***** Items

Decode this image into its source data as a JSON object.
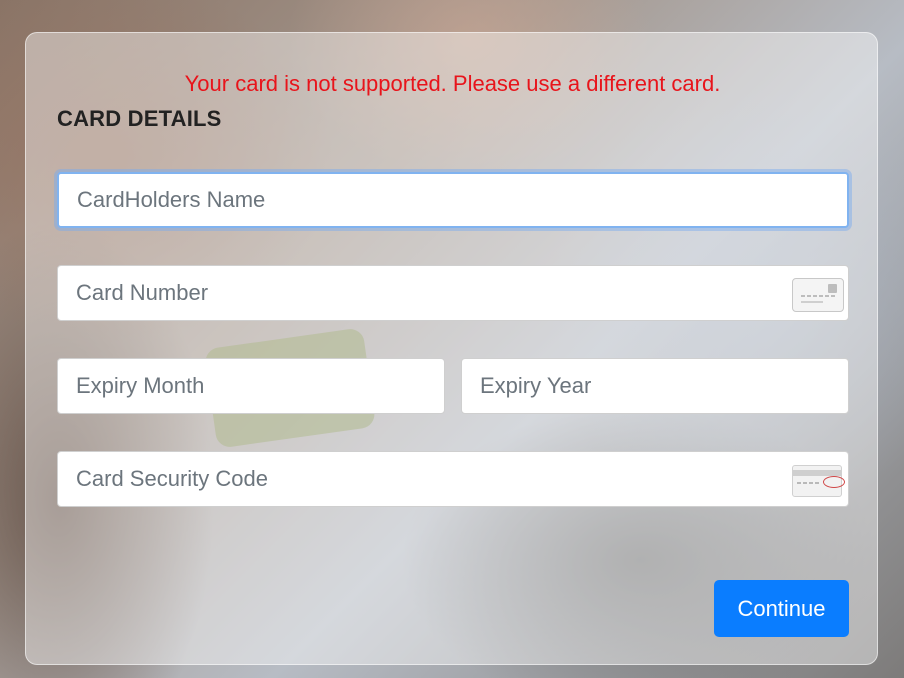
{
  "error_message": "Your card is not supported. Please use a different card.",
  "section_title": "CARD DETAILS",
  "fields": {
    "cardholder_name": {
      "placeholder": "CardHolders Name",
      "value": ""
    },
    "card_number": {
      "placeholder": "Card Number",
      "value": "",
      "icon": "credit-card-icon"
    },
    "expiry_month": {
      "placeholder": "Expiry Month",
      "value": ""
    },
    "expiry_year": {
      "placeholder": "Expiry Year",
      "value": ""
    },
    "security_code": {
      "placeholder": "Card Security Code",
      "value": "",
      "icon": "card-security-code-icon"
    }
  },
  "continue_label": "Continue",
  "colors": {
    "error": "#e8141b",
    "primary_button": "#0a7dff",
    "focus_ring": "#80b3f0"
  }
}
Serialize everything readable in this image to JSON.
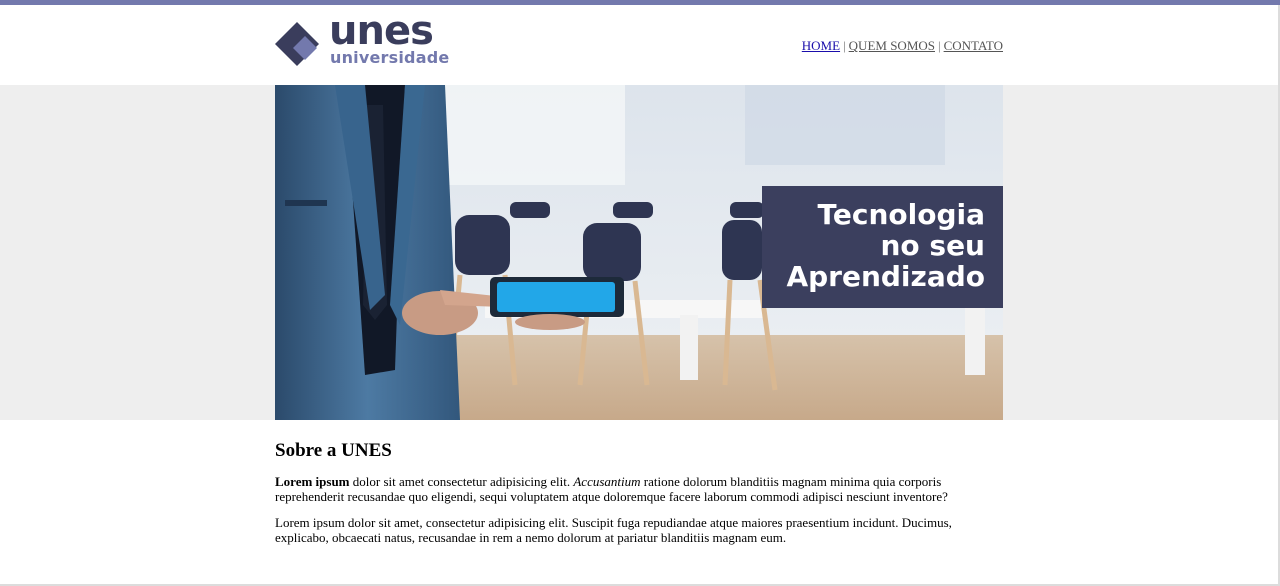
{
  "brand": {
    "name": "unes",
    "subtitle": "universidade",
    "colors": {
      "accent": "#7379ad",
      "dark": "#3a3d5c"
    }
  },
  "nav": {
    "items": [
      {
        "label": "HOME"
      },
      {
        "label": "QUEM SOMOS"
      },
      {
        "label": "CONTATO"
      }
    ],
    "separator": "|"
  },
  "banner": {
    "lines": [
      "Tecnologia",
      "no seu",
      "Aprendizado"
    ]
  },
  "about": {
    "title": "Sobre a UNES",
    "p1_bold": "Lorem ipsum",
    "p1_text_a": " dolor sit amet consectetur adipisicing elit. ",
    "p1_italic": "Accusantium",
    "p1_text_b": " ratione dolorum blanditiis magnam minima quia corporis reprehenderit recusandae quo eligendi, sequi voluptatem atque doloremque facere laborum commodi adipisci nesciunt inventore?",
    "p2": "Lorem ipsum dolor sit amet, consectetur adipisicing elit. Suscipit fuga repudiandae atque maiores praesentium incidunt. Ducimus, explicabo, obcaecati natus, recusandae in rem a nemo dolorum at pariatur blanditiis magnam eum."
  }
}
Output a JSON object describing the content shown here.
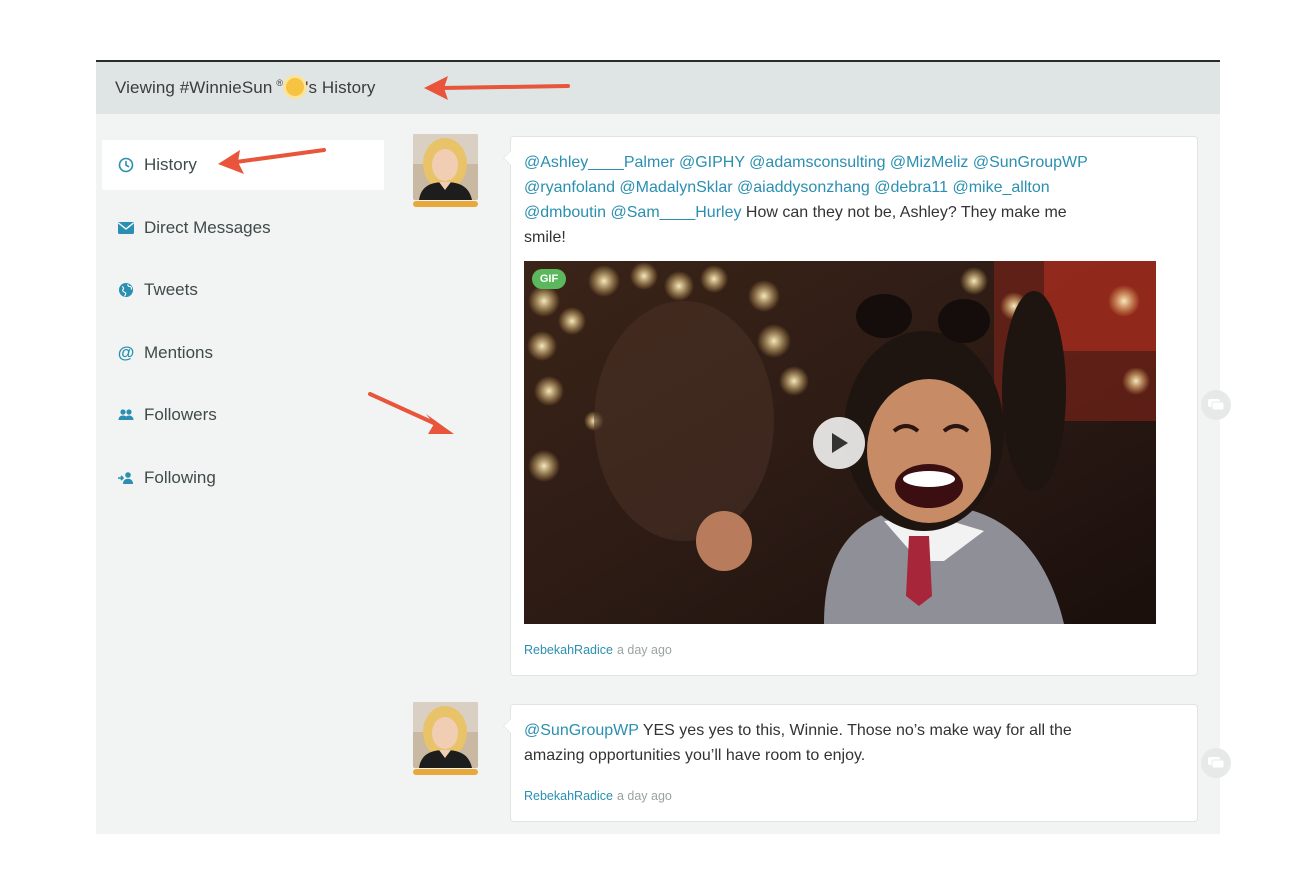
{
  "header": {
    "prefix": "Viewing #WinnieSun",
    "reg_mark": "®",
    "suffix": "'s History"
  },
  "sidebar": {
    "items": [
      {
        "label": "History",
        "icon": "clock-icon",
        "active": true
      },
      {
        "label": "Direct Messages",
        "icon": "envelope-icon"
      },
      {
        "label": "Tweets",
        "icon": "globe-icon"
      },
      {
        "label": "Mentions",
        "icon": "at-icon"
      },
      {
        "label": "Followers",
        "icon": "users-icon"
      },
      {
        "label": "Following",
        "icon": "user-follow-icon"
      }
    ]
  },
  "feed": {
    "posts": [
      {
        "mentions_line1": "@Ashley____Palmer @GIPHY @adamsconsulting @MizMeliz @SunGroupWP",
        "mentions_line2": "@ryanfoland @MadalynSklar @aiaddysonzhang @debra11 @mike_allton",
        "mentions_line3": "@dmboutin @Sam____Hurley",
        "text_line3": " How can they not be, Ashley? They make me",
        "text_line4": "smile!",
        "media_badge": "GIF",
        "author": "RebekahRadice",
        "time": "a day ago"
      },
      {
        "mention": "@SunGroupWP",
        "text_line1": " YES yes yes to this, Winnie. Those no’s make way for all the",
        "text_line2": "amazing opportunities you’ll have room to enjoy.",
        "author": "RebekahRadice",
        "time": "a day ago"
      }
    ]
  },
  "colors": {
    "accent_link": "#2a8fb0",
    "annotation_arrow": "#e8553b",
    "avatar_bar": "#e9a93a",
    "gif_badge": "#5cb85c"
  }
}
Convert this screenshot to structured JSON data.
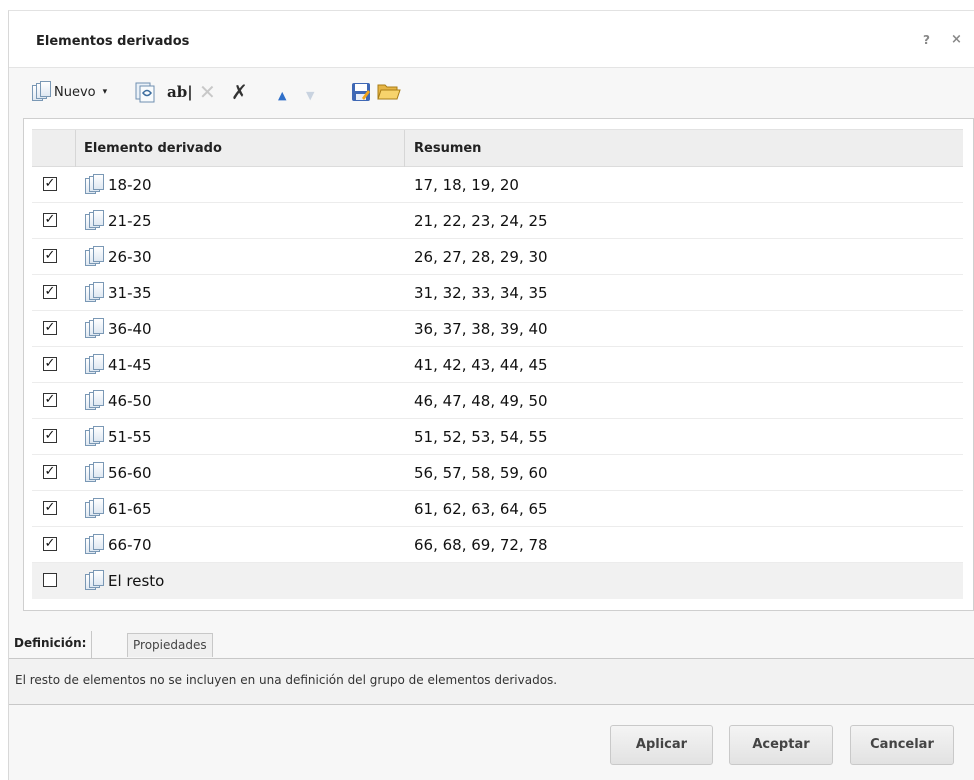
{
  "dialog": {
    "title": "Elementos derivados",
    "help_label": "?",
    "close_label": "×"
  },
  "toolbar": {
    "new_label": "Nuevo",
    "new_caret": "▾",
    "rename_icon": "ab|",
    "delete_icon": "✕",
    "delete_all_icon": "✗",
    "move_up_icon": "▲",
    "move_down_icon": "▼"
  },
  "grid": {
    "headers": {
      "name": "Elemento derivado",
      "summary": "Resumen"
    },
    "rows": [
      {
        "checked": true,
        "name": "18-20",
        "summary": "17, 18, 19, 20"
      },
      {
        "checked": true,
        "name": "21-25",
        "summary": "21, 22, 23, 24, 25"
      },
      {
        "checked": true,
        "name": "26-30",
        "summary": "26, 27, 28, 29, 30"
      },
      {
        "checked": true,
        "name": "31-35",
        "summary": "31, 32, 33, 34, 35"
      },
      {
        "checked": true,
        "name": "36-40",
        "summary": "36, 37, 38, 39, 40"
      },
      {
        "checked": true,
        "name": "41-45",
        "summary": "41, 42, 43, 44, 45"
      },
      {
        "checked": true,
        "name": "46-50",
        "summary": "46, 47, 48, 49, 50"
      },
      {
        "checked": true,
        "name": "51-55",
        "summary": "51, 52, 53, 54, 55"
      },
      {
        "checked": true,
        "name": "56-60",
        "summary": "56, 57, 58, 59, 60"
      },
      {
        "checked": true,
        "name": "61-65",
        "summary": "61, 62, 63, 64, 65"
      },
      {
        "checked": true,
        "name": "66-70",
        "summary": "66, 68, 69, 72, 78"
      },
      {
        "checked": false,
        "name": "El resto",
        "summary": ""
      }
    ]
  },
  "tabs": {
    "definition": "Definición:",
    "properties": "Propiedades"
  },
  "definition_text": "El resto de elementos no se incluyen en una definición del grupo de elementos derivados.",
  "buttons": {
    "apply": "Aplicar",
    "accept": "Aceptar",
    "cancel": "Cancelar"
  }
}
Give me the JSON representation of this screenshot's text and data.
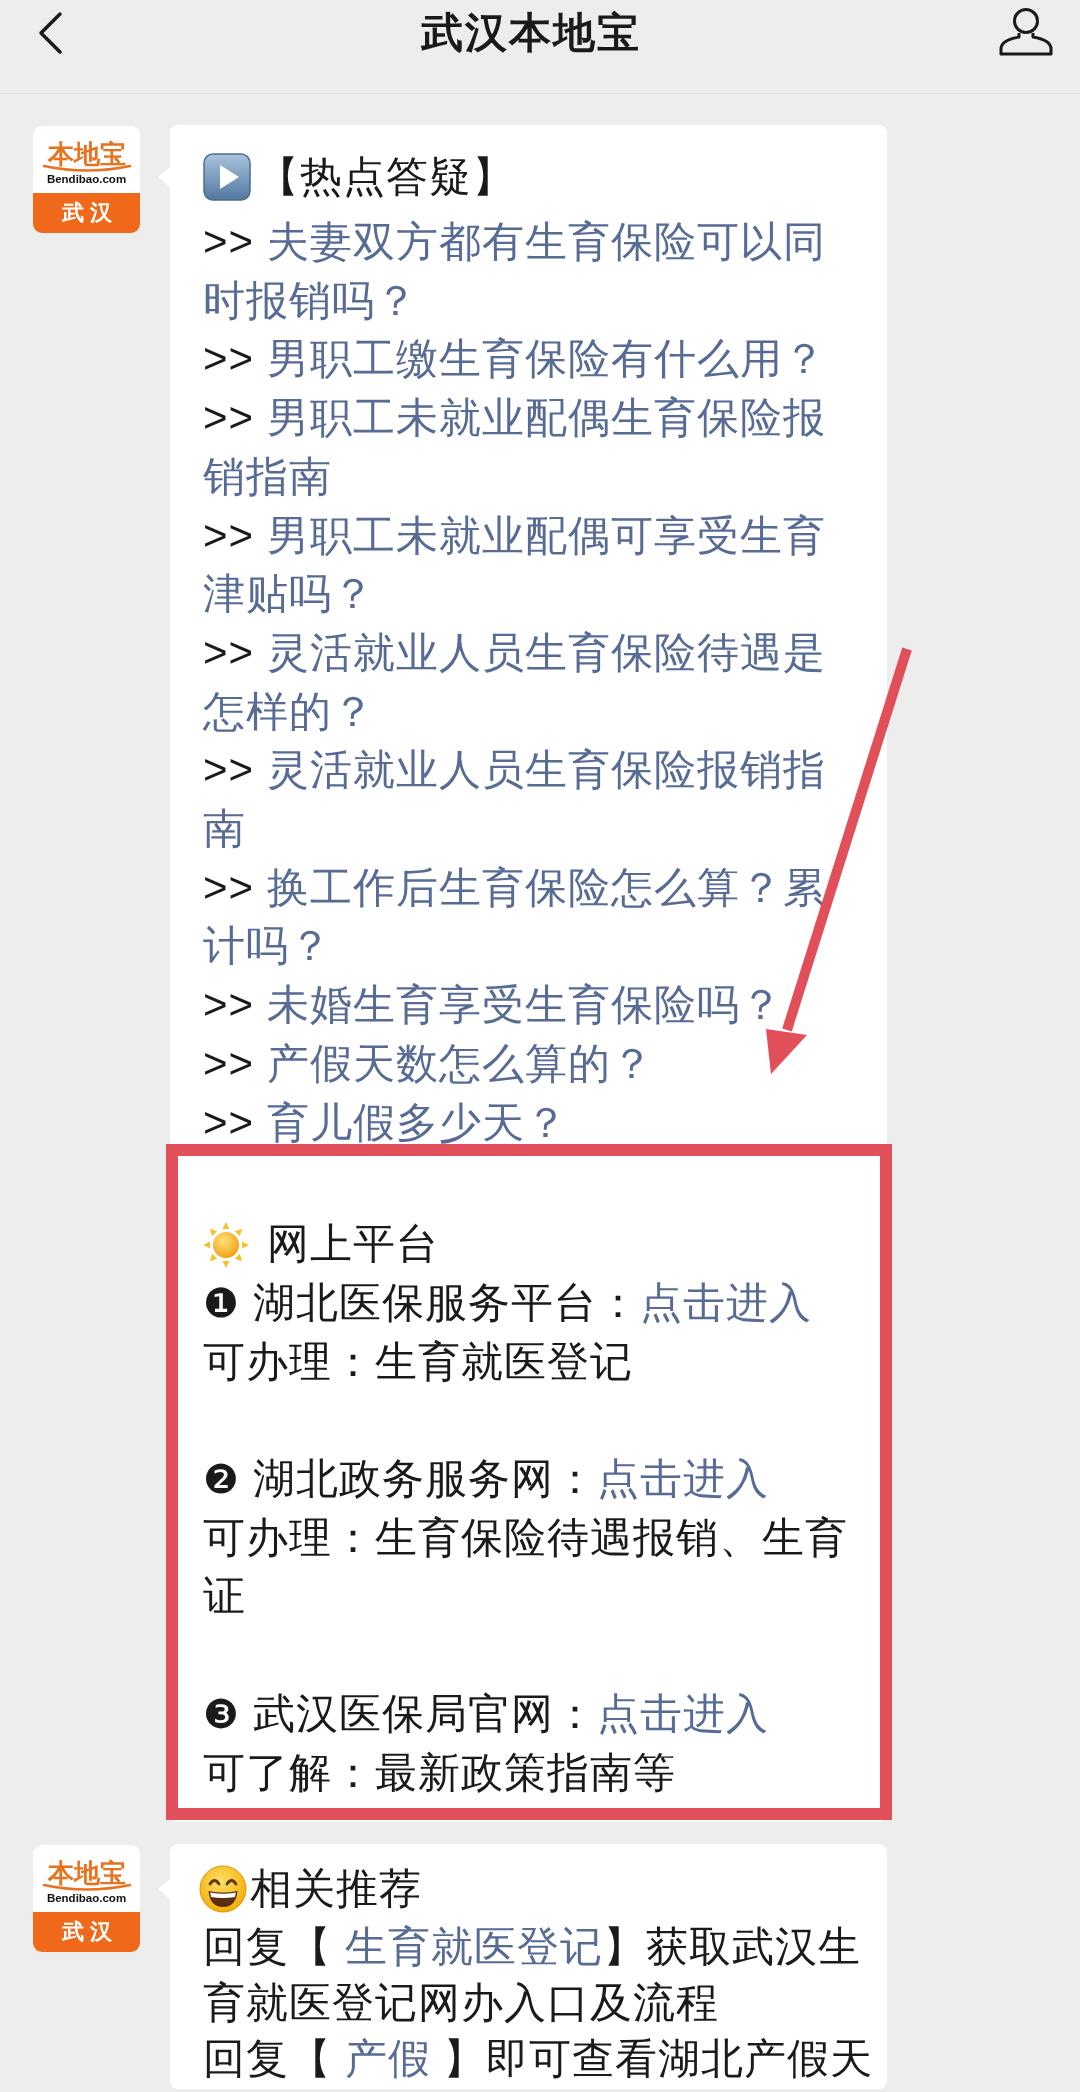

**********

Sift through the entries and copy every line with "SunGroupWP".

        "mentions_line1": "@Ashley____Palmer @GIPHY @adamsconsulting @MizMeliz @SunGroupWP",
        "mention": "@SunGroupWP",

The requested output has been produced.